#### Directions:
Look for the line containing "OCR this image." in the listing below. Retype that line and every subsequent line through the last one, and only those.
[BEGIN Listed records]
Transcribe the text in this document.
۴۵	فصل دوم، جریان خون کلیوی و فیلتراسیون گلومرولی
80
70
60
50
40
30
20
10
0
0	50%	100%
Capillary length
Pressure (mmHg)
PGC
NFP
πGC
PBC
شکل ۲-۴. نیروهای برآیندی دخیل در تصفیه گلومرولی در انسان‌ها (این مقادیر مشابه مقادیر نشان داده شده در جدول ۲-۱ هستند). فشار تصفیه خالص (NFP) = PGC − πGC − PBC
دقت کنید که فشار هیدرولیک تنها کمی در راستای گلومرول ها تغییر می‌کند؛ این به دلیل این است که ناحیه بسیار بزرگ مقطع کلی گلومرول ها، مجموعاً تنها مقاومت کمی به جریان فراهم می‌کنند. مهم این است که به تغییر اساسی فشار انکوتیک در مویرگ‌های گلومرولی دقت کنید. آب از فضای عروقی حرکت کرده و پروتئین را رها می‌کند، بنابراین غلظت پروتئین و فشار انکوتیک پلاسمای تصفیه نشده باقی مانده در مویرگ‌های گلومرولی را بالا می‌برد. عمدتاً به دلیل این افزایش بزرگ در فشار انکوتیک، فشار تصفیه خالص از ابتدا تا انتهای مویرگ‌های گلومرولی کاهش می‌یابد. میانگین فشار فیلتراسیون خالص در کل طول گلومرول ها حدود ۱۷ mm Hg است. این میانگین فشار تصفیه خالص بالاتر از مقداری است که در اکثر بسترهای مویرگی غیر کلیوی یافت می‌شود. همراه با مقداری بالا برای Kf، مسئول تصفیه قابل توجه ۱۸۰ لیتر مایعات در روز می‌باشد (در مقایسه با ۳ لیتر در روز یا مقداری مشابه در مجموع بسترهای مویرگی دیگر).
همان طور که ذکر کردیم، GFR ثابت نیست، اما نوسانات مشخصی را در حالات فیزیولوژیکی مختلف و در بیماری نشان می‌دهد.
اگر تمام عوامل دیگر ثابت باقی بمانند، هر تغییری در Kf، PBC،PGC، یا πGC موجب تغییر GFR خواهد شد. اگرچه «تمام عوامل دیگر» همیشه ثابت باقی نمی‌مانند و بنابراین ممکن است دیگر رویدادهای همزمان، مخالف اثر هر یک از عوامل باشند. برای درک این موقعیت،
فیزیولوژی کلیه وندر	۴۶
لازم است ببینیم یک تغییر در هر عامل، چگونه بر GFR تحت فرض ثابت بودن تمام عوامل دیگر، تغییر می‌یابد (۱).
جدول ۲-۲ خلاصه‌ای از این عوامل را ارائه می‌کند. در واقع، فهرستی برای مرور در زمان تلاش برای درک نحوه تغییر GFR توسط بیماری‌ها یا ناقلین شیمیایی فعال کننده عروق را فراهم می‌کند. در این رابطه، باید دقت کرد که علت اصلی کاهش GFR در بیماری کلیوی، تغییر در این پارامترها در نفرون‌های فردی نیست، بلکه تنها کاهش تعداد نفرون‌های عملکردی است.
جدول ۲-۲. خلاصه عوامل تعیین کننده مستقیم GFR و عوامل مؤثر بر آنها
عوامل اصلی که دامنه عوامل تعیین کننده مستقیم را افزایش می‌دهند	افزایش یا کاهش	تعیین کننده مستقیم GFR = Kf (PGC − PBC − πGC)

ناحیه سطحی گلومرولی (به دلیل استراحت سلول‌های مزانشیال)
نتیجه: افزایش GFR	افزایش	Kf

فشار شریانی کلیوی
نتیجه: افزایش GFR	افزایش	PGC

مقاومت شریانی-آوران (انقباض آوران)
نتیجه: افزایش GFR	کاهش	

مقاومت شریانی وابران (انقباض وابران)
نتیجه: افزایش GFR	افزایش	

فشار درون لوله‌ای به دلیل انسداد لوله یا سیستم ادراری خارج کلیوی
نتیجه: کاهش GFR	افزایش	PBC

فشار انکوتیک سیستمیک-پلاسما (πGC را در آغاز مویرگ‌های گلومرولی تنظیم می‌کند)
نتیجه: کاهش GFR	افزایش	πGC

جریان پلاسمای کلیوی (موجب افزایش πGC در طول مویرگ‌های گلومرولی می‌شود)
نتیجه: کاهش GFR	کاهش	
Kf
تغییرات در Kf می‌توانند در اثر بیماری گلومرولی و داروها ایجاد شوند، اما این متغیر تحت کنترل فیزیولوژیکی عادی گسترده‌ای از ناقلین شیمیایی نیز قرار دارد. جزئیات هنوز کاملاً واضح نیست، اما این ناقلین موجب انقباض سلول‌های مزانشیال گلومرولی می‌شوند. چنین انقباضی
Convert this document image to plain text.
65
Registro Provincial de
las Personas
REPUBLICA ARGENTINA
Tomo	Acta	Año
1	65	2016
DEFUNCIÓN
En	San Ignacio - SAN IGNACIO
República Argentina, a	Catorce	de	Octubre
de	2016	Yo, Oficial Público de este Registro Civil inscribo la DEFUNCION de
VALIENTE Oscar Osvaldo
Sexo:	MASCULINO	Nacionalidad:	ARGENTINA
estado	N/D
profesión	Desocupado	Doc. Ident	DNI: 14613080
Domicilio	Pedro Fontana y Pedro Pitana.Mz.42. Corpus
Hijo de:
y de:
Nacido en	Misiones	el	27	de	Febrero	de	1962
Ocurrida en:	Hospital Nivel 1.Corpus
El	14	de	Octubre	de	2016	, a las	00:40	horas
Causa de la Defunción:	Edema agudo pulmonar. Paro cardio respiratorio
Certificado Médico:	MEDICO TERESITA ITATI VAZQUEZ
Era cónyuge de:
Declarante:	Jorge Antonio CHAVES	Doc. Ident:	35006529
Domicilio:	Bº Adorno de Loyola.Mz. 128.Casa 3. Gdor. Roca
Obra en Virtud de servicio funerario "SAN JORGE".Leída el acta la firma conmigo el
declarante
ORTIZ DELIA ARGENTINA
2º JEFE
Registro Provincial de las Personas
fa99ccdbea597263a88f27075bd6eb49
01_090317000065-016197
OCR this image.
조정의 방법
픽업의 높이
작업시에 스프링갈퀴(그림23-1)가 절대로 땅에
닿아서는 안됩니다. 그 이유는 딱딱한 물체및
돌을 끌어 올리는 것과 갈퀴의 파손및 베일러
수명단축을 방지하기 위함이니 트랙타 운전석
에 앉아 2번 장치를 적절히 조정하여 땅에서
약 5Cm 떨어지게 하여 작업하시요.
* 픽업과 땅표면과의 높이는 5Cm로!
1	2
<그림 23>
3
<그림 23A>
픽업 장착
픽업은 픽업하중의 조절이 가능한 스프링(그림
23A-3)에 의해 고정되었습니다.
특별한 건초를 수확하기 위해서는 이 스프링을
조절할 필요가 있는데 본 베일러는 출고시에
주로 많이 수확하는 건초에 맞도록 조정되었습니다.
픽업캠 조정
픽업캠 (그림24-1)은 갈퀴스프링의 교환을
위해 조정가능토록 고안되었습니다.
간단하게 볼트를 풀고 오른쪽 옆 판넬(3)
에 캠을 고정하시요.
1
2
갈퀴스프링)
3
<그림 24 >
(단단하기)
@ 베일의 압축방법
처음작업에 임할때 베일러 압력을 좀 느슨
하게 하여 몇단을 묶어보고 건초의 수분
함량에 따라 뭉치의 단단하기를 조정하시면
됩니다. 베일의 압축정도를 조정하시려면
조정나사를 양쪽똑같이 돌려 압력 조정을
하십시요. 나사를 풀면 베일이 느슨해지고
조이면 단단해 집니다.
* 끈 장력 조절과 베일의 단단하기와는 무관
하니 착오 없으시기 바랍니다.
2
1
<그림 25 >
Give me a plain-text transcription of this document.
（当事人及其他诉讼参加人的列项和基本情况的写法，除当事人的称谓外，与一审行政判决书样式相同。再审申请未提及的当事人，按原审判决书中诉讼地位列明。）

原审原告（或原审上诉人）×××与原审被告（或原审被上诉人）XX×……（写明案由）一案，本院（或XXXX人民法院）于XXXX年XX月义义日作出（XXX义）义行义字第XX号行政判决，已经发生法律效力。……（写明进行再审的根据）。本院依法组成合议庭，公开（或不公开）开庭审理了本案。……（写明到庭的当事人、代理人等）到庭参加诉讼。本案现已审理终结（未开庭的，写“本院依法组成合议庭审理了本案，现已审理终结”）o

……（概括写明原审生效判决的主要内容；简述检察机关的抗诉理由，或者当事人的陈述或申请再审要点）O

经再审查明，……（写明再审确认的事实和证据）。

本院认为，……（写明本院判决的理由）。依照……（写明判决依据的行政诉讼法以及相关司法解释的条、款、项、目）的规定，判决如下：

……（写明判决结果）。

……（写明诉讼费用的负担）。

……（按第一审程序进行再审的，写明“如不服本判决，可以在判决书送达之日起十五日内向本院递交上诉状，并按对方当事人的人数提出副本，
[END Listed records]
#### Written solution:
OCR this image.
조정의 방법
픽업의 높이
작업시에 스프링갈퀴(그림23-1)가 절대로 땅에
닿아서는 안됩니다. 그 이유는 딱딱한 물체및
돌을 끌어 올리는 것과 갈퀴의 파손및 베일러
수명단축을 방지하기 위함이니 트랙타 운전석
에 앉아 2번 장치를 적절히 조정하여 땅에서
약 5Cm 떨어지게 하여 작업하시요.
* 픽업과 땅표면과의 높이는 5Cm로!
1	2
<그림 23>
3
<그림 23A>
픽업 장착
픽업은 픽업하중의 조절이 가능한 스프링(그림
23A-3)에 의해 고정되었습니다.
특별한 건초를 수확하기 위해서는 이 스프링을
조절할 필요가 있는데 본 베일러는 출고시에
주로 많이 수확하는 건초에 맞도록 조정되었습니다.
픽업캠 조정
픽업캠 (그림24-1)은 갈퀴스프링의 교환을
위해 조정가능토록 고안되었습니다.
간단하게 볼트를 풀고 오른쪽 옆 판넬(3)
에 캠을 고정하시요.
1
2
갈퀴스프링)
3
<그림 24 >
(단단하기)
@ 베일의 압축방법
처음작업에 임할때 베일러 압력을 좀 느슨
하게 하여 몇단을 묶어보고 건초의 수분
함량에 따라 뭉치의 단단하기를 조정하시면
됩니다. 베일의 압축정도를 조정하시려면
조정나사를 양쪽똑같이 돌려 압력 조정을
하십시요. 나사를 풀면 베일이 느슨해지고
조이면 단단해 집니다.
* 끈 장력 조절과 베일의 단단하기와는 무관
하니 착오 없으시기 바랍니다.
2
1
<그림 25 >
Give me a plain-text transcription of this document.
（当事人及其他诉讼参加人的列项和基本情况的写法，除当事人的称谓外，与一审行政判决书样式相同。再审申请未提及的当事人，按原审判决书中诉讼地位列明。）

原审原告（或原审上诉人）×××与原审被告（或原审被上诉人）XX×……（写明案由）一案，本院（或XXXX人民法院）于XXXX年XX月义义日作出（XXX义）义行义字第XX号行政判决，已经发生法律效力。……（写明进行再审的根据）。本院依法组成合议庭，公开（或不公开）开庭审理了本案。……（写明到庭的当事人、代理人等）到庭参加诉讼。本案现已审理终结（未开庭的，写“本院依法组成合议庭审理了本案，现已审理终结”）o

……（概括写明原审生效判决的主要内容；简述检察机关的抗诉理由，或者当事人的陈述或申请再审要点）O

经再审查明，……（写明再审确认的事实和证据）。

本院认为，……（写明本院判决的理由）。依照……（写明判决依据的行政诉讼法以及相关司法解释的条、款、项、目）的规定，判决如下：

……（写明判决结果）。

……（写明诉讼费用的负担）。

……（按第一审程序进行再审的，写明“如不服本判决，可以在判决书送达之日起十五日内向本院递交上诉状，并按对方当事人的人数提出副本，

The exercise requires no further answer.